# Task details:
Where a line of the material contains the string "ODAB", copy that line.

# Information given:
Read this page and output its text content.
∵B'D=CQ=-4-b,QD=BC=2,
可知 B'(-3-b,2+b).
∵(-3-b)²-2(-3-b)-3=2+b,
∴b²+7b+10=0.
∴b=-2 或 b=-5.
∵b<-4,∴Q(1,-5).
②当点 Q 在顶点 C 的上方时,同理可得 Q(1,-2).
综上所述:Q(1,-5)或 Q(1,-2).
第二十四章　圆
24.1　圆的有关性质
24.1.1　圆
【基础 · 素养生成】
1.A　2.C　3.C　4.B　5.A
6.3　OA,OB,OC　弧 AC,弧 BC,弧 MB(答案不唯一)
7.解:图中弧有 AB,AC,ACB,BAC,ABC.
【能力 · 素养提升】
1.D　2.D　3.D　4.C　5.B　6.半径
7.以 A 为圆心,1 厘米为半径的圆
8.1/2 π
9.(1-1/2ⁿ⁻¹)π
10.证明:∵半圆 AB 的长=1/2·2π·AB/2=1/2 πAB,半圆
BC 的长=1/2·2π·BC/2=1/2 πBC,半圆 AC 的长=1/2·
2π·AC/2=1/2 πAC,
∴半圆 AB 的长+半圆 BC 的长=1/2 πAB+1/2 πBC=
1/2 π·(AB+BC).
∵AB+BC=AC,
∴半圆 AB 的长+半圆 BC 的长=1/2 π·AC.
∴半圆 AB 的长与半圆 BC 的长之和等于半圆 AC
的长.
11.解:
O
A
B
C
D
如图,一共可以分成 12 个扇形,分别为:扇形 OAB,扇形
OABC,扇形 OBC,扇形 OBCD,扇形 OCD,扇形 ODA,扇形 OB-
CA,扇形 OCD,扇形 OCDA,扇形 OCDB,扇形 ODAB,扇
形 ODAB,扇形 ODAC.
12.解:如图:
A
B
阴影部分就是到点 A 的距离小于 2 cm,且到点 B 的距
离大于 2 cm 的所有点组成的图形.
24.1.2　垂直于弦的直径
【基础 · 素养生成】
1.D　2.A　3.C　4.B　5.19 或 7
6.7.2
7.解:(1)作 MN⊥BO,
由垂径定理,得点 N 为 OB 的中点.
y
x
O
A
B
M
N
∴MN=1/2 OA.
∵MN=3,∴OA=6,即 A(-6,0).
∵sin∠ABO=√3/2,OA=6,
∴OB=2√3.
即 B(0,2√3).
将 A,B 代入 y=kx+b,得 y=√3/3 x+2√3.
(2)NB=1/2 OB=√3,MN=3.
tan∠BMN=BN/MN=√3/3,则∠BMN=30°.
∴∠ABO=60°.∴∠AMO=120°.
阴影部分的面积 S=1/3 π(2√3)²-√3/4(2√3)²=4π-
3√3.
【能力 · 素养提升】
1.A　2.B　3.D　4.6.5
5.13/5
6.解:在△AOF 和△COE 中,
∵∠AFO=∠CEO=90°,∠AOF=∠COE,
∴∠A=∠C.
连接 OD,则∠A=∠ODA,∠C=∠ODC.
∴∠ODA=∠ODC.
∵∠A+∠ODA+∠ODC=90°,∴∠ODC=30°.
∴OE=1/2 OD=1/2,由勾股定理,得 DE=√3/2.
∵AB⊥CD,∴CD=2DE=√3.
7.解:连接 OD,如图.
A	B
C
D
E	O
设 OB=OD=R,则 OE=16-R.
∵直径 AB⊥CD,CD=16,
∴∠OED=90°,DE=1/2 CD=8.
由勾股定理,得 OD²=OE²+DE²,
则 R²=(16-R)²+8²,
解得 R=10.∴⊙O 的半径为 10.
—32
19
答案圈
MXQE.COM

# Solution for this problem:
CA,扇形 OCD,扇形 OCDA,扇形 OCDB,扇形 ODAB,扇
形 ODAB,扇形 ODAC.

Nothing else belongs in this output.